STATED TASK:
Exactly as given, repeat all of the entries.

Figure data in JSON
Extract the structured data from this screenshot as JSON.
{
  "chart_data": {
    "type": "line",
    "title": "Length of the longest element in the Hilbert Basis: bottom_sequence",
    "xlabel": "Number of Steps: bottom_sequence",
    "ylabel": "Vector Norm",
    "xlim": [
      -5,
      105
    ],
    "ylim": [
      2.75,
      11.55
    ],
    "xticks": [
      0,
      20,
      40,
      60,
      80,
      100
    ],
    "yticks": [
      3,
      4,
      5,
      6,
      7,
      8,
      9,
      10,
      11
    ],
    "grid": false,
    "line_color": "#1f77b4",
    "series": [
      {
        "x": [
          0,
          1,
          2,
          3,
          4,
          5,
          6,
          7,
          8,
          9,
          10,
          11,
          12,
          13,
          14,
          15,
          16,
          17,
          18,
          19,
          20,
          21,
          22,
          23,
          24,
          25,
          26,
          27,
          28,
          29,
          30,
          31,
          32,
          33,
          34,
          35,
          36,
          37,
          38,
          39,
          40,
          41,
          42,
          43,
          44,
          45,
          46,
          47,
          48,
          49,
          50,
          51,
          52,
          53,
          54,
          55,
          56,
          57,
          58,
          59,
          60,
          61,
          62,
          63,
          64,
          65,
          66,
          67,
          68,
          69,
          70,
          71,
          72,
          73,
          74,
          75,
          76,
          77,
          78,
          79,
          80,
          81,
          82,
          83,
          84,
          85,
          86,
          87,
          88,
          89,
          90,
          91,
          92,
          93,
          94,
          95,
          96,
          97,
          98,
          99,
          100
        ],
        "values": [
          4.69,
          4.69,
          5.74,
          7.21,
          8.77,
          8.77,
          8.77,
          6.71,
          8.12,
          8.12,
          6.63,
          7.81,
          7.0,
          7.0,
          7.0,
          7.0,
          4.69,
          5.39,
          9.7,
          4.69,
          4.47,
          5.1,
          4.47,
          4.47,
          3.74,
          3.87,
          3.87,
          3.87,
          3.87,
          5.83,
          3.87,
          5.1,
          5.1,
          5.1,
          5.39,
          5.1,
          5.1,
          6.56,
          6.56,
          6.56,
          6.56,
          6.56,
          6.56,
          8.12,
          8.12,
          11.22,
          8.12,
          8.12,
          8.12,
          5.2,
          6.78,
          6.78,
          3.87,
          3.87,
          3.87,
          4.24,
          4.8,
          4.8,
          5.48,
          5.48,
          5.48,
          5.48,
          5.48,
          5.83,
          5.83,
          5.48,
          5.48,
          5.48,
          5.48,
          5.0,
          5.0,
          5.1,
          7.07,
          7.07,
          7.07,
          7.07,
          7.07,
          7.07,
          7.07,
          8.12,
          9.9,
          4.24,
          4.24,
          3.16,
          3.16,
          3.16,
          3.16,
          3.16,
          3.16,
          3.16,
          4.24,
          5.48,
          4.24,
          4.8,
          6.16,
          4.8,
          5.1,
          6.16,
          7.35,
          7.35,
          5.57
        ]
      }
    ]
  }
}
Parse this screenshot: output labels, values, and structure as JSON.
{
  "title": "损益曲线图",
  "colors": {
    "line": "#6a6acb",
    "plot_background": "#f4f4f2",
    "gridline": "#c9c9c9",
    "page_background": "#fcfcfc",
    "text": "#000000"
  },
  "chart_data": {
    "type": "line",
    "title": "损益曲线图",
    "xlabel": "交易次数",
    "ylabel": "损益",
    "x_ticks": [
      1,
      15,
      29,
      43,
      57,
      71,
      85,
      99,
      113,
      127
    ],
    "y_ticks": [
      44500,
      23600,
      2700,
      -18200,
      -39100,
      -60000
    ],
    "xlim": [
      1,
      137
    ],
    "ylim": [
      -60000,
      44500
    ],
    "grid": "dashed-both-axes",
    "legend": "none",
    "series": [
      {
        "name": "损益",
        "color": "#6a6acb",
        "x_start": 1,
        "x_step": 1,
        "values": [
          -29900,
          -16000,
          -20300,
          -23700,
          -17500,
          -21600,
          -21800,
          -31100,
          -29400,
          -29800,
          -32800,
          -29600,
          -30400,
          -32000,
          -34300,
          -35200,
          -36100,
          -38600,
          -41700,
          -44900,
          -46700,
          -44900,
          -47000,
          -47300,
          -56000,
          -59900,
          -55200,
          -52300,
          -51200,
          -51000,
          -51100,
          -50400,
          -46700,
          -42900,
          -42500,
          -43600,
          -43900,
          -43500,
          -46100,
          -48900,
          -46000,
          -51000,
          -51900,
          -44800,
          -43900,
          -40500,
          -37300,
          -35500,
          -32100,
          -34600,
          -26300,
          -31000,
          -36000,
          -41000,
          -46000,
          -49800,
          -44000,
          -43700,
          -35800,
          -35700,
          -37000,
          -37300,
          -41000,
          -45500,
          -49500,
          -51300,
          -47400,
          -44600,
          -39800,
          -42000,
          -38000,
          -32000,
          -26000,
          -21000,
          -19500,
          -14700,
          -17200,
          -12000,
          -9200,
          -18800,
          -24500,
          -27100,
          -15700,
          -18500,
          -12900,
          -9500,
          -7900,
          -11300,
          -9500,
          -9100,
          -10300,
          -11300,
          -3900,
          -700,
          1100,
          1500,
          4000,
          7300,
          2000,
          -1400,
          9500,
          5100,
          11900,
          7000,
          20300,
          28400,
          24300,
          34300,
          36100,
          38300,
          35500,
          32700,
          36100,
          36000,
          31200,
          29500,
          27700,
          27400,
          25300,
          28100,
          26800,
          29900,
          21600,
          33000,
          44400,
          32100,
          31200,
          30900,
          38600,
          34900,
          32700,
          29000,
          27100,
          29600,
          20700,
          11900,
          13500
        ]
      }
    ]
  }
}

RESPONSE TO THE TASK:
Extract the structured data from this screenshot as JSON.
{
  "chart_data": {
    "type": "line",
    "title": "Length of the longest element in the Hilbert Basis: bottom_sequence",
    "xlabel": "Number of Steps: bottom_sequence",
    "ylabel": "Vector Norm",
    "xlim": [
      -5,
      105
    ],
    "ylim": [
      2.75,
      11.55
    ],
    "xticks": [
      0,
      20,
      40,
      60,
      80,
      100
    ],
    "yticks": [
      3,
      4,
      5,
      6,
      7,
      8,
      9,
      10,
      11
    ],
    "grid": false,
    "line_color": "#1f77b4",
    "series": [
      {
        "x": [
          0,
          1,
          2,
          3,
          4,
          5,
          6,
          7,
          8,
          9,
          10,
          11,
          12,
          13,
          14,
          15,
          16,
          17,
          18,
          19,
          20,
          21,
          22,
          23,
          24,
          25,
          26,
          27,
          28,
          29,
          30,
          31,
          32,
          33,
          34,
          35,
          36,
          37,
          38,
          39,
          40,
          41,
          42,
          43,
          44,
          45,
          46,
          47,
          48,
          49,
          50,
          51,
          52,
          53,
          54,
          55,
          56,
          57,
          58,
          59,
          60,
          61,
          62,
          63,
          64,
          65,
          66,
          67,
          68,
          69,
          70,
          71,
          72,
          73,
          74,
          75,
          76,
          77,
          78,
          79,
          80,
          81,
          82,
          83,
          84,
          85,
          86,
          87,
          88,
          89,
          90,
          91,
          92,
          93,
          94,
          95,
          96,
          97,
          98,
          99,
          100
        ],
        "values": [
          4.69,
          4.69,
          5.74,
          7.21,
          8.77,
          8.77,
          8.77,
          6.71,
          8.12,
          8.12,
          6.63,
          7.81,
          7.0,
          7.0,
          7.0,
          7.0,
          4.69,
          5.39,
          9.7,
          4.69,
          4.47,
          5.1,
          4.47,
          4.47,
          3.74,
          3.87,
          3.87,
          3.87,
          3.87,
          5.83,
          3.87,
          5.1,
          5.1,
          5.1,
          5.39,
          5.1,
          5.1,
          6.56,
          6.56,
          6.56,
          6.56,
          6.56,
          6.56,
          8.12,
          8.12,
          11.22,
          8.12,
          8.12,
          8.12,
          5.2,
          6.78,
          6.78,
          3.87,
          3.87,
          3.87,
          4.24,
          4.8,
          4.8,
          5.48,
          5.48,
          5.48,
          5.48,
          5.48,
          5.83,
          5.83,
          5.48,
          5.48,
          5.48,
          5.48,
          5.0,
          5.0,
          5.1,
          7.07,
          7.07,
          7.07,
          7.07,
          7.07,
          7.07,
          7.07,
          8.12,
          9.9,
          4.24,
          4.24,
          3.16,
          3.16,
          3.16,
          3.16,
          3.16,
          3.16,
          3.16,
          4.24,
          5.48,
          4.24,
          4.8,
          6.16,
          4.8,
          5.1,
          6.16,
          7.35,
          7.35,
          5.57
        ]
      }
    ]
  }
}
Parse this screenshot: output labels, values, and structure as JSON.
{
  "title": "损益曲线图",
  "colors": {
    "line": "#6a6acb",
    "plot_background": "#f4f4f2",
    "gridline": "#c9c9c9",
    "page_background": "#fcfcfc",
    "text": "#000000"
  },
  "chart_data": {
    "type": "line",
    "title": "损益曲线图",
    "xlabel": "交易次数",
    "ylabel": "损益",
    "x_ticks": [
      1,
      15,
      29,
      43,
      57,
      71,
      85,
      99,
      113,
      127
    ],
    "y_ticks": [
      44500,
      23600,
      2700,
      -18200,
      -39100,
      -60000
    ],
    "xlim": [
      1,
      137
    ],
    "ylim": [
      -60000,
      44500
    ],
    "grid": "dashed-both-axes",
    "legend": "none",
    "series": [
      {
        "name": "损益",
        "color": "#6a6acb",
        "x_start": 1,
        "x_step": 1,
        "values": [
          -29900,
          -16000,
          -20300,
          -23700,
          -17500,
          -21600,
          -21800,
          -31100,
          -29400,
          -29800,
          -32800,
          -29600,
          -30400,
          -32000,
          -34300,
          -35200,
          -36100,
          -38600,
          -41700,
          -44900,
          -46700,
          -44900,
          -47000,
          -47300,
          -56000,
          -59900,
          -55200,
          -52300,
          -51200,
          -51000,
          -51100,
          -50400,
          -46700,
          -42900,
          -42500,
          -43600,
          -43900,
          -43500,
          -46100,
          -48900,
          -46000,
          -51000,
          -51900,
          -44800,
          -43900,
          -40500,
          -37300,
          -35500,
          -32100,
          -34600,
          -26300,
          -31000,
          -36000,
          -41000,
          -46000,
          -49800,
          -44000,
          -43700,
          -35800,
          -35700,
          -37000,
          -37300,
          -41000,
          -45500,
          -49500,
          -51300,
          -47400,
          -44600,
          -39800,
          -42000,
          -38000,
          -32000,
          -26000,
          -21000,
          -19500,
          -14700,
          -17200,
          -12000,
          -9200,
          -18800,
          -24500,
          -27100,
          -15700,
          -18500,
          -12900,
          -9500,
          -7900,
          -11300,
          -9500,
          -9100,
          -10300,
          -11300,
          -3900,
          -700,
          1100,
          1500,
          4000,
          7300,
          2000,
          -1400,
          9500,
          5100,
          11900,
          7000,
          20300,
          28400,
          24300,
          34300,
          36100,
          38300,
          35500,
          32700,
          36100,
          36000,
          31200,
          29500,
          27700,
          27400,
          25300,
          28100,
          26800,
          29900,
          21600,
          33000,
          44400,
          32100,
          31200,
          30900,
          38600,
          34900,
          32700,
          29000,
          27100,
          29600,
          20700,
          11900,
          13500
        ]
      }
    ]
  }
}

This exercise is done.